(Records from a collection)
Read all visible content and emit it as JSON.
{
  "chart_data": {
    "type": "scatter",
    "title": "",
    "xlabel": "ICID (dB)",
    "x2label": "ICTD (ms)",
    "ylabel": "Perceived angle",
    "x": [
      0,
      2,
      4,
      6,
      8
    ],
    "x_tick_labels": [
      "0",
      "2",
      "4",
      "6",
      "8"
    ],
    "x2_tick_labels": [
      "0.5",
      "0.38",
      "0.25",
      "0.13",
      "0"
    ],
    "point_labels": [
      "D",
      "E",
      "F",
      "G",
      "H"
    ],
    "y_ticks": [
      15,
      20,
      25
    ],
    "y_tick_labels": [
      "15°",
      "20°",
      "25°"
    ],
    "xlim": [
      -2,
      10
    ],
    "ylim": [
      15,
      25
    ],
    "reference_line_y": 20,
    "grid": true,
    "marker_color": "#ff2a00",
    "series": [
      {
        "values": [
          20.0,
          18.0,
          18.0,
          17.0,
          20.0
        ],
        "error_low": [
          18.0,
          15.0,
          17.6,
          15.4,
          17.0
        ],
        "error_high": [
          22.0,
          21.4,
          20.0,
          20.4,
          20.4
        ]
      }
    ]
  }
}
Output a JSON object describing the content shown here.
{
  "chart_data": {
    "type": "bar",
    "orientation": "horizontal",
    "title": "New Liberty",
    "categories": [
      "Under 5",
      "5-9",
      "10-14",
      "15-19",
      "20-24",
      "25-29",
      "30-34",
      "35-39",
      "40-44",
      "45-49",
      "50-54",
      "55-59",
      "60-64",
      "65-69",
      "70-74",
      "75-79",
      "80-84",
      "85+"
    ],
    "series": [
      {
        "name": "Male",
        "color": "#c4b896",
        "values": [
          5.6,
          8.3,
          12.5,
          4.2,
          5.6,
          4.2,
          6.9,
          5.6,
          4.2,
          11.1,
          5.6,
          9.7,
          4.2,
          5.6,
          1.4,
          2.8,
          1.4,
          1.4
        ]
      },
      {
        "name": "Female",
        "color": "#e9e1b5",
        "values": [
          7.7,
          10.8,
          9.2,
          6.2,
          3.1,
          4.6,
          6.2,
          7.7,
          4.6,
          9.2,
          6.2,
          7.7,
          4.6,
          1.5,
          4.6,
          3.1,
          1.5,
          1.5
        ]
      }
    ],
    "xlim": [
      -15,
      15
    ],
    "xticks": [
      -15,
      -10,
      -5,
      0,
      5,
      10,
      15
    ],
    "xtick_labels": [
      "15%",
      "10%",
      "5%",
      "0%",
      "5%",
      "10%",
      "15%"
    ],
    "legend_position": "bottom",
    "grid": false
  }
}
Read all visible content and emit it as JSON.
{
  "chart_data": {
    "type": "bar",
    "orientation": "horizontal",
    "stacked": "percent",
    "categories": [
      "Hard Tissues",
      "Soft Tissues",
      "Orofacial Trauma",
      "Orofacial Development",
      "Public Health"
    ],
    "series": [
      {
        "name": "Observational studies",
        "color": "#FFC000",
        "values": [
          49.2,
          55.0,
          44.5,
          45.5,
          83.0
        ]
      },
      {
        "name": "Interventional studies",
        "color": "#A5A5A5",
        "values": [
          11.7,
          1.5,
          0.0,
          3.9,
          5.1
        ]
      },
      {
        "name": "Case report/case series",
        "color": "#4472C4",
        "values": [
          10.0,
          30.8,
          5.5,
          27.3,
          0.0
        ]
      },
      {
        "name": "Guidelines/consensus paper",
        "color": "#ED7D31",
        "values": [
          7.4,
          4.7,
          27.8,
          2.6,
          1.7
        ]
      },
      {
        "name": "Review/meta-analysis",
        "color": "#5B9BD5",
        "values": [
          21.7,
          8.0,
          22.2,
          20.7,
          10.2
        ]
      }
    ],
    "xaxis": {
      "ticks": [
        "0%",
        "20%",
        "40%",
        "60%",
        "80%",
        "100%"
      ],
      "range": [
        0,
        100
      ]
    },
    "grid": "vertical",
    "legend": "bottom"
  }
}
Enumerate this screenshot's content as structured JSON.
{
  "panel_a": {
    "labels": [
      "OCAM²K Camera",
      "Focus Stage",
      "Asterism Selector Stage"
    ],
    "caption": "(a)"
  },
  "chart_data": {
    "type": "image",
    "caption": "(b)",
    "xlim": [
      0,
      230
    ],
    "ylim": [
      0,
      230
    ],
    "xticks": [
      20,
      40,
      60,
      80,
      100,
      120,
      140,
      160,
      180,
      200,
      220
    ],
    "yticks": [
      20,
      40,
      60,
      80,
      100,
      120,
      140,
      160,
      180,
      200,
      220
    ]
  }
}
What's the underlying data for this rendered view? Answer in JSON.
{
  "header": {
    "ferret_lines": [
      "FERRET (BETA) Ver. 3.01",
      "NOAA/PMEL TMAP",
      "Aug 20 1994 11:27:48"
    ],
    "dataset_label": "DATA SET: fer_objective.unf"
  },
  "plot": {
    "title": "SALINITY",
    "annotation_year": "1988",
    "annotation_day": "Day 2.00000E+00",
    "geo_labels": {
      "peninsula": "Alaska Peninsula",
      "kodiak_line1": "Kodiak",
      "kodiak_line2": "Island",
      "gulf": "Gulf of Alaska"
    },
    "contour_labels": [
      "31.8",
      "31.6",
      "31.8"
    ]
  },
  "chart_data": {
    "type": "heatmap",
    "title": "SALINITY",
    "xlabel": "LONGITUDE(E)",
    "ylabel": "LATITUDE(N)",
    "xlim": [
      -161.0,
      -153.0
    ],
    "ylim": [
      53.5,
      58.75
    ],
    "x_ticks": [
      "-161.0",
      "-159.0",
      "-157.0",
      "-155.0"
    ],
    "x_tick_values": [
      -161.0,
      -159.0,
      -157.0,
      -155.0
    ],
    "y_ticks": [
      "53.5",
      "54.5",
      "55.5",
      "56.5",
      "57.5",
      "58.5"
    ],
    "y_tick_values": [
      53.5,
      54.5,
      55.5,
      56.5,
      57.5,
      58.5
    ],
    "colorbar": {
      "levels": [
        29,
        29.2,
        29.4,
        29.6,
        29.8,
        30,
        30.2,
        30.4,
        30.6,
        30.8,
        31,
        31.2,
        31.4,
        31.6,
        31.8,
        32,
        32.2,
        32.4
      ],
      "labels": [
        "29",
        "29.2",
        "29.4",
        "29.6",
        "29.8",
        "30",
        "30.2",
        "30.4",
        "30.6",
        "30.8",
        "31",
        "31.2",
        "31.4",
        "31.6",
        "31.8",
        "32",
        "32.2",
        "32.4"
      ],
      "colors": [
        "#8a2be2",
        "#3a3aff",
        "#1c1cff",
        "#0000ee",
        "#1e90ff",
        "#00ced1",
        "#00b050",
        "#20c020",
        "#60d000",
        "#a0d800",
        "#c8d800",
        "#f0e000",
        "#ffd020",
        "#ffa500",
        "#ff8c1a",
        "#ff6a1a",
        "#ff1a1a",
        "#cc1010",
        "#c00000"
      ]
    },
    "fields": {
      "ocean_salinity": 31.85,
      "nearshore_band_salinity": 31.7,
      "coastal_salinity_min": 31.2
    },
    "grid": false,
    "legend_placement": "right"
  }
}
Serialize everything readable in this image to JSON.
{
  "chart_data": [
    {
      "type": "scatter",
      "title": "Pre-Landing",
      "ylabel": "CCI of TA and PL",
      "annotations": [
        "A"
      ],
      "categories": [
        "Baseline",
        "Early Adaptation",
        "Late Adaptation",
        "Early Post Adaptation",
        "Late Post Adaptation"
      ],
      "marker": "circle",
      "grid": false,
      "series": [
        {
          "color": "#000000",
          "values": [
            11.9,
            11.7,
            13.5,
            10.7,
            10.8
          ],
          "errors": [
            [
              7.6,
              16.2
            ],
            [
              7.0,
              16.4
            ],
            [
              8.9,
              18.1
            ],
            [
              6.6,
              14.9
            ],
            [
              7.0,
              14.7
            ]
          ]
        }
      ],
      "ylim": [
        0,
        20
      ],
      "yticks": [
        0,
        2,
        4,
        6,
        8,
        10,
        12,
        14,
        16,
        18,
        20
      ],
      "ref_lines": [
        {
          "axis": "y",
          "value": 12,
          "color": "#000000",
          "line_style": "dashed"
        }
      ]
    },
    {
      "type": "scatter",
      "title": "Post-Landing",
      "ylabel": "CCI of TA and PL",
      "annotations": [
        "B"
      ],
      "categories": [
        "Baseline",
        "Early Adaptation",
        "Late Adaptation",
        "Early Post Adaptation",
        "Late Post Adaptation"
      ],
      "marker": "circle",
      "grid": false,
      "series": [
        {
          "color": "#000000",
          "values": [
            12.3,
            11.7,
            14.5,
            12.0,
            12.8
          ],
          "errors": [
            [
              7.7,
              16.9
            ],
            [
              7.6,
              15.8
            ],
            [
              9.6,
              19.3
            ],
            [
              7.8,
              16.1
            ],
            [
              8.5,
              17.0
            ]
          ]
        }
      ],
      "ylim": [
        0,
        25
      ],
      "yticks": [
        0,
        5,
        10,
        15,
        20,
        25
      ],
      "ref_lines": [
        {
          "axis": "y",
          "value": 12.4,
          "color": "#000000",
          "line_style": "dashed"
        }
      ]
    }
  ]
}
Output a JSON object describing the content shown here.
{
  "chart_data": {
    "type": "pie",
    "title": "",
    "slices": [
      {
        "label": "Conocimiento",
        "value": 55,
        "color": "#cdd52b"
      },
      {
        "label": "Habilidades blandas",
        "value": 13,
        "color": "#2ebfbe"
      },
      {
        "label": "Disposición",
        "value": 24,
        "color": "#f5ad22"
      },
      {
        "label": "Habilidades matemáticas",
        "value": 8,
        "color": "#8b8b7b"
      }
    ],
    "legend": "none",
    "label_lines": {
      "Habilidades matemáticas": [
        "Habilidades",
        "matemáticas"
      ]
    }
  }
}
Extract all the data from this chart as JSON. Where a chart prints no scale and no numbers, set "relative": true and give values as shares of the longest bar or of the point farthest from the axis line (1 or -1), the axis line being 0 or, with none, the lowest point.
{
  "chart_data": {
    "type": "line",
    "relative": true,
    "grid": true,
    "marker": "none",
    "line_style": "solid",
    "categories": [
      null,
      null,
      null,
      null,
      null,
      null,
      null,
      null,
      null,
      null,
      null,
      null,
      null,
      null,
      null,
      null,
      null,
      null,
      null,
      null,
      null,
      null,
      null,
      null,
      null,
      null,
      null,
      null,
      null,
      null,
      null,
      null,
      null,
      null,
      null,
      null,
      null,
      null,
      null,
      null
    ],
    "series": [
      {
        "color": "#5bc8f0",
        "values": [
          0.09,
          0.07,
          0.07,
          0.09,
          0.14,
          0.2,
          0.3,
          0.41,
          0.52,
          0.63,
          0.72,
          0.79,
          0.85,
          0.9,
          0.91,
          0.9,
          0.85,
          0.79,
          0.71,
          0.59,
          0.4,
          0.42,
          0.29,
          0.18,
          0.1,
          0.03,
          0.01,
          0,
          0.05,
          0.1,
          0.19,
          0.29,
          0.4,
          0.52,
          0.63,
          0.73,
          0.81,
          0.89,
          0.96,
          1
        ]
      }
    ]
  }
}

Job ->
Scan the listing above. Gather each line that contains the word "matemáticas".

Result of the task ->
        "label": "Habilidades matemáticas",
      "Habilidades matemáticas": [
        "matemáticas"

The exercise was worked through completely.